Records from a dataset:
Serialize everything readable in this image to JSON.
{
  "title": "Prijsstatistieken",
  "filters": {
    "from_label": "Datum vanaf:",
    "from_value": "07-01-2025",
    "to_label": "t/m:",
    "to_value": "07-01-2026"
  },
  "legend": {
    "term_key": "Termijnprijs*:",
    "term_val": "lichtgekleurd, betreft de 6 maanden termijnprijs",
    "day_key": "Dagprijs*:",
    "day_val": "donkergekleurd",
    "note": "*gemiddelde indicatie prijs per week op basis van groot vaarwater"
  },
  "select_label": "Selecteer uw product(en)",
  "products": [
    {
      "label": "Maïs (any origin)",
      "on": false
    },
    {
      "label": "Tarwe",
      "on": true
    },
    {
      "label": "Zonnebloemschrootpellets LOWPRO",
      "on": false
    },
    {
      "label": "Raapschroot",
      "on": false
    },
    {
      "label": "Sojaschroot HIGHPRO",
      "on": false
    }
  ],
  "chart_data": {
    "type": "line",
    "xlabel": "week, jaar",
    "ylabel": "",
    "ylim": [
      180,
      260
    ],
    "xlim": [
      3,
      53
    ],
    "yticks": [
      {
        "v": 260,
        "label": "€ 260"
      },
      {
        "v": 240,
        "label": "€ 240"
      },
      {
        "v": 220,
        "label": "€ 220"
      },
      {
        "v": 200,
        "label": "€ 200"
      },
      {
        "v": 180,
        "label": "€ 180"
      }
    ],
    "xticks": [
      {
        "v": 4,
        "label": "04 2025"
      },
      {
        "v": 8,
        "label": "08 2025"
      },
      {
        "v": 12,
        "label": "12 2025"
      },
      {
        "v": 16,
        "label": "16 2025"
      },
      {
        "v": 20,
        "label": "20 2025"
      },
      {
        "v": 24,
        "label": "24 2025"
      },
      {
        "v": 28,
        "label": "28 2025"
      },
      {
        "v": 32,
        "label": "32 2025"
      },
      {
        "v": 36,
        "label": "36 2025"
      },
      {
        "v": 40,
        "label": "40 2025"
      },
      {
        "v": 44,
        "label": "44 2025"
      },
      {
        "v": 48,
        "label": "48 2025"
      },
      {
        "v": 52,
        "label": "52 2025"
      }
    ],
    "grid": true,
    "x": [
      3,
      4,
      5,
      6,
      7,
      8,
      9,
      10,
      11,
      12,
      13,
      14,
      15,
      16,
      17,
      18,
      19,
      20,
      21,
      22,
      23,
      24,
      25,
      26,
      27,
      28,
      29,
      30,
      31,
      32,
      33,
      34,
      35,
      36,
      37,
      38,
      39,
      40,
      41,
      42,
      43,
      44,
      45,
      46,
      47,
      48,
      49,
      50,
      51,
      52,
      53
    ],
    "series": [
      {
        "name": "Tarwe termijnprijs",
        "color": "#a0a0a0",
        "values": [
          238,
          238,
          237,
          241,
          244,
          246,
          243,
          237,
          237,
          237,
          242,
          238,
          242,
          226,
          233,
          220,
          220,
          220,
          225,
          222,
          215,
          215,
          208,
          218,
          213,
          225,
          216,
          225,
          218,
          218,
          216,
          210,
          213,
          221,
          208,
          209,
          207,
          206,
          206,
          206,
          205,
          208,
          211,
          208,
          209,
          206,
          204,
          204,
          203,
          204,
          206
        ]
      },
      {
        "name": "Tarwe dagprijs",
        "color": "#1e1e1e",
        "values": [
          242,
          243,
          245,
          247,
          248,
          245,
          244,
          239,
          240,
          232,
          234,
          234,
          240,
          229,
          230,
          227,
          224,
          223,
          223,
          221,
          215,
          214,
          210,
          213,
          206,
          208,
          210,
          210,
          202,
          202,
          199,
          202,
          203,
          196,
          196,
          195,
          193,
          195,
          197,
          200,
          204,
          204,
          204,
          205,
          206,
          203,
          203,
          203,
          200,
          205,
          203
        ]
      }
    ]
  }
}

■ **WHAT IS BEING ASKED**
Extract every line containing the string "name" from the material.

■ **REPLY**
        "name": "Tarwe termijnprijs",
        "name": "Tarwe dagprijs",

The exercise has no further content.